[Element and coordinate records]
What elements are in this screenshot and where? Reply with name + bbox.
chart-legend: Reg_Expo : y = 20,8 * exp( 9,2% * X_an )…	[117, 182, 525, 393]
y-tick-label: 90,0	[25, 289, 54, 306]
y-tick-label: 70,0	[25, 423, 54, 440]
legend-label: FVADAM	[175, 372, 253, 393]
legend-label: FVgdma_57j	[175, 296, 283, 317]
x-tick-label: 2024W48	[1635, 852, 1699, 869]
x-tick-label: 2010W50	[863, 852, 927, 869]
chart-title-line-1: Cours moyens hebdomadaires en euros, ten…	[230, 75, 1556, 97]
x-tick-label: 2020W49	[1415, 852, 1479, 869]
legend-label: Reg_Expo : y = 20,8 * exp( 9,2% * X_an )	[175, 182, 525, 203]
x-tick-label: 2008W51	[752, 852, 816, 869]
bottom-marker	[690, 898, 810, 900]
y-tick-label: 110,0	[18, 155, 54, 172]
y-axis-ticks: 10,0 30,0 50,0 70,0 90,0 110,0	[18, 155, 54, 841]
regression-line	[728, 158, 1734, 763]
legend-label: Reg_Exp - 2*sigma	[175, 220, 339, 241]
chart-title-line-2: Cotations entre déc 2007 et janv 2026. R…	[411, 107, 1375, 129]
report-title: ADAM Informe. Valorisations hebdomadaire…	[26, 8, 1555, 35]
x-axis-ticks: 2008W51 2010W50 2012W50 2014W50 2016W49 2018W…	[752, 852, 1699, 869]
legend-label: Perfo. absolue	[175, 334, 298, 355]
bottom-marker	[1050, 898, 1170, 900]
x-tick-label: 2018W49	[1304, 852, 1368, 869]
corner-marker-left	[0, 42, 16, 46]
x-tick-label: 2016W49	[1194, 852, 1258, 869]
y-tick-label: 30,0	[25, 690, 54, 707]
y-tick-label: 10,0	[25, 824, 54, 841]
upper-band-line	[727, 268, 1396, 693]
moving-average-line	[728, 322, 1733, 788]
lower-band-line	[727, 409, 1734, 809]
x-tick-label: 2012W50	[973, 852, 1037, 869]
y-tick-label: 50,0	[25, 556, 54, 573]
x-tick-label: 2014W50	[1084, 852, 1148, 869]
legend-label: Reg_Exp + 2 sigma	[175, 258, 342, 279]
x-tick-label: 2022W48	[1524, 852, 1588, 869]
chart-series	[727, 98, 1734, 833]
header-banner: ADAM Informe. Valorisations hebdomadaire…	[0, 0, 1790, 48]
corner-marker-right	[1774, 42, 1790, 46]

» **TASK DETAILS**
Duplicate the items line for line, starting with the first line and going on through the line that contains "852, 1148, 869]", both included.

» **EXERCISE OUTPUT**
What elements are in this screenshot and where? Reply with name + bbox.
chart-legend: Reg_Expo : y = 20,8 * exp( 9,2% * X_an )…	[117, 182, 525, 393]
y-tick-label: 90,0	[25, 289, 54, 306]
y-tick-label: 70,0	[25, 423, 54, 440]
legend-label: FVADAM	[175, 372, 253, 393]
legend-label: FVgdma_57j	[175, 296, 283, 317]
x-tick-label: 2024W48	[1635, 852, 1699, 869]
x-tick-label: 2010W50	[863, 852, 927, 869]
chart-title-line-1: Cours moyens hebdomadaires en euros, ten…	[230, 75, 1556, 97]
x-tick-label: 2020W49	[1415, 852, 1479, 869]
legend-label: Reg_Expo : y = 20,8 * exp( 9,2% * X_an )	[175, 182, 525, 203]
x-tick-label: 2008W51	[752, 852, 816, 869]
bottom-marker	[690, 898, 810, 900]
y-tick-label: 110,0	[18, 155, 54, 172]
y-axis-ticks: 10,0 30,0 50,0 70,0 90,0 110,0	[18, 155, 54, 841]
regression-line	[728, 158, 1734, 763]
legend-label: Reg_Exp - 2*sigma	[175, 220, 339, 241]
chart-title-line-2: Cotations entre déc 2007 et janv 2026. R…	[411, 107, 1375, 129]
report-title: ADAM Informe. Valorisations hebdomadaire…	[26, 8, 1555, 35]
x-axis-ticks: 2008W51 2010W50 2012W50 2014W50 2016W49 2018W…	[752, 852, 1699, 869]
legend-label: Perfo. absolue	[175, 334, 298, 355]
bottom-marker	[1050, 898, 1170, 900]
x-tick-label: 2018W49	[1304, 852, 1368, 869]
corner-marker-left	[0, 42, 16, 46]
x-tick-label: 2016W49	[1194, 852, 1258, 869]
y-tick-label: 30,0	[25, 690, 54, 707]
y-tick-label: 10,0	[25, 824, 54, 841]
upper-band-line	[727, 268, 1396, 693]
moving-average-line	[728, 322, 1733, 788]
lower-band-line	[727, 409, 1734, 809]
x-tick-label: 2012W50	[973, 852, 1037, 869]
y-tick-label: 50,0	[25, 556, 54, 573]
x-tick-label: 2014W50	[1084, 852, 1148, 869]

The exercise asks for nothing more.